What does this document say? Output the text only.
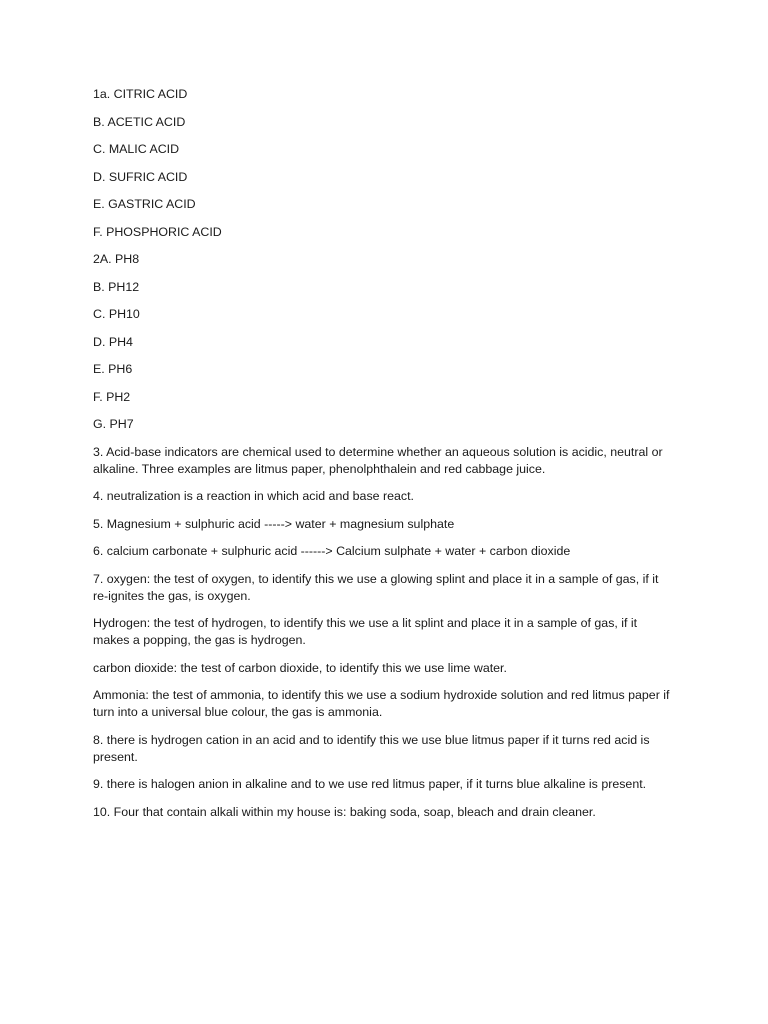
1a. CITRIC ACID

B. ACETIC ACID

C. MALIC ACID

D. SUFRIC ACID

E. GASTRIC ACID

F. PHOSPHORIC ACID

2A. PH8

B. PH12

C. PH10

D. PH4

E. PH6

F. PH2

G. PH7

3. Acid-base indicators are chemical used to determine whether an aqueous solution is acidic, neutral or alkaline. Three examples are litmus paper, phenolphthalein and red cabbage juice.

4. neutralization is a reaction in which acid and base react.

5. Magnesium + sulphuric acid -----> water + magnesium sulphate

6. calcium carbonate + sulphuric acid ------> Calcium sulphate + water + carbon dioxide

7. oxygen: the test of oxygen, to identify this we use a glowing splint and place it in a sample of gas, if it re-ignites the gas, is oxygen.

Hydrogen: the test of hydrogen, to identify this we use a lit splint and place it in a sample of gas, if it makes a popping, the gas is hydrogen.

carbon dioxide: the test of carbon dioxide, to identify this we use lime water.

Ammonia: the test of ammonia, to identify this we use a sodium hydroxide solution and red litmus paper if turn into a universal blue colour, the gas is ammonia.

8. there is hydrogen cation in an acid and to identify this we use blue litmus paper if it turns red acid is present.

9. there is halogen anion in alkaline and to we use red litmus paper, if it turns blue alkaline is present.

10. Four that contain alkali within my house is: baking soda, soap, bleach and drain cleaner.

...

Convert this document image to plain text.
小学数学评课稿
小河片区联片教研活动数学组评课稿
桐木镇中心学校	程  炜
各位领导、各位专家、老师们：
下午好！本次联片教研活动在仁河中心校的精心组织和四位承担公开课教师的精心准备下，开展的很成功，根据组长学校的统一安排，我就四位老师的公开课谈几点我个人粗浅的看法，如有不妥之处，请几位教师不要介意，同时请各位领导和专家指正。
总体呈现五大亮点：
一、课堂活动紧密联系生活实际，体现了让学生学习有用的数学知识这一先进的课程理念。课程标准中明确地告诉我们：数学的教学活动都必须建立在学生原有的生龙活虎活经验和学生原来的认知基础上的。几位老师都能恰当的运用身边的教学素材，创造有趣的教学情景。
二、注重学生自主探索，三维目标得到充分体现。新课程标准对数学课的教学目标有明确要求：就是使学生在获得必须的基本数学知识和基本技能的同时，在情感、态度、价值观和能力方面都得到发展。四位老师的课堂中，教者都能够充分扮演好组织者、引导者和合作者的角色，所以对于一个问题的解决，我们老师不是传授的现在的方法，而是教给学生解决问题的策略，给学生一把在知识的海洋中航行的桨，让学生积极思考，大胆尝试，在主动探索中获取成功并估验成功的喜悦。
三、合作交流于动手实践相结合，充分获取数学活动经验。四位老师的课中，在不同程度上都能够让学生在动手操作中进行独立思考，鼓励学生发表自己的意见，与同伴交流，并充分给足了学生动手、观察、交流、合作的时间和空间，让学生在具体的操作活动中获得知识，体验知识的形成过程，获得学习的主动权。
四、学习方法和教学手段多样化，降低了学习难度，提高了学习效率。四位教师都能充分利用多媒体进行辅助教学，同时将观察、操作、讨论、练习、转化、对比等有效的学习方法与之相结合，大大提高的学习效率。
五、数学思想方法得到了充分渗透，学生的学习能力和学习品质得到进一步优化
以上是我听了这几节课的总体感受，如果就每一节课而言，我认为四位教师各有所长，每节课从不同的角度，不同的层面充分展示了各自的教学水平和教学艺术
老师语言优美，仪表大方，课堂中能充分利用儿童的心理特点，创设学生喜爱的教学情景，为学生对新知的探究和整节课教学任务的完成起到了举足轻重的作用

==

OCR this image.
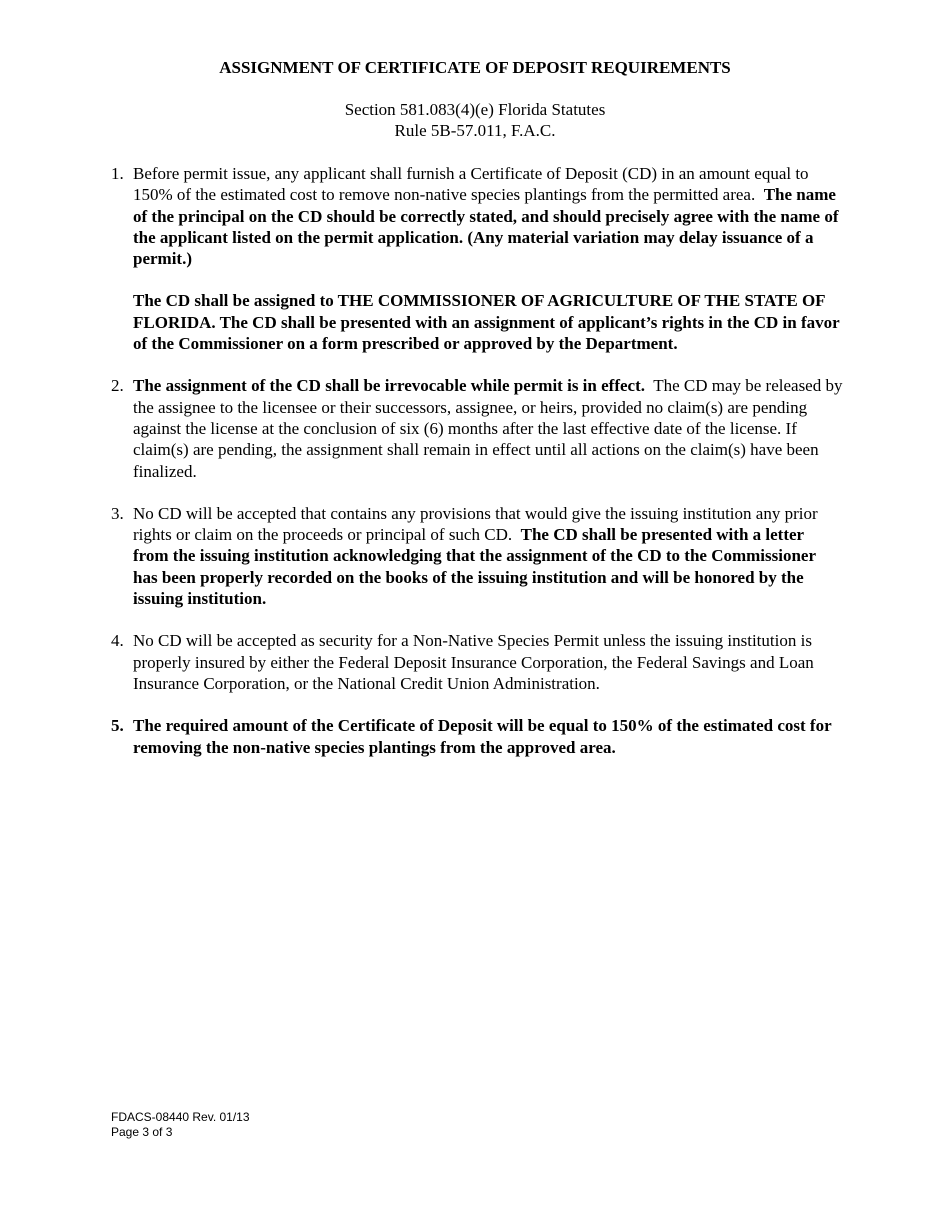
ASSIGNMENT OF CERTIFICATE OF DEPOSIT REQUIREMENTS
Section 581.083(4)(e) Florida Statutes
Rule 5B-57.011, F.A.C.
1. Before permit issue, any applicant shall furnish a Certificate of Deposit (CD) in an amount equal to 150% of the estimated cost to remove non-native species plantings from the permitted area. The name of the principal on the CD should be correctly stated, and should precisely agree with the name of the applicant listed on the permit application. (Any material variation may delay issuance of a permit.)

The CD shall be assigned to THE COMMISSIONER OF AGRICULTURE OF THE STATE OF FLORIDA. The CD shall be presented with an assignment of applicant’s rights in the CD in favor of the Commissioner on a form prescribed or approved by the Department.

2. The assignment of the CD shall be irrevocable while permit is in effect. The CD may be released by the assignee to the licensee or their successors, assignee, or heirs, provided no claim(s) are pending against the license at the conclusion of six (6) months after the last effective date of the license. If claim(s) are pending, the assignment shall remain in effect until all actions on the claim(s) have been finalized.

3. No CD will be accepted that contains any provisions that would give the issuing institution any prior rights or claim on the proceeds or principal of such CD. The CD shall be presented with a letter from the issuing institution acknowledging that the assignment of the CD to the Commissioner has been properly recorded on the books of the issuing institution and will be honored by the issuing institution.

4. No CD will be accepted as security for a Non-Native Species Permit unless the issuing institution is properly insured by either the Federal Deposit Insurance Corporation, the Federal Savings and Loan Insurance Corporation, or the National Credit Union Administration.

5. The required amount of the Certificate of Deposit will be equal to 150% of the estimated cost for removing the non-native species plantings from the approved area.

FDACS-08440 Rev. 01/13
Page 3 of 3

*Exercise details*
Identify each line in the records above that contains the word "accepted", and copy it out in full.

*Complete output*
3. No CD will be accepted that contains any provisions that would give the issuing institution any prior rights or claim on the proceeds or principal of such CD. The CD shall be presented with a letter from the issuing institution acknowledging that the assignment of the CD to the Commissioner has been properly recorded on the books of the issuing institution and will be honored by the issuing institution.
4. No CD will be accepted as security for a Non-Native Species Permit unless the issuing institution is properly insured by either the Federal Deposit Insurance Corporation, the Federal Savings and Loan Insurance Corporation, or the National Credit Union Administration.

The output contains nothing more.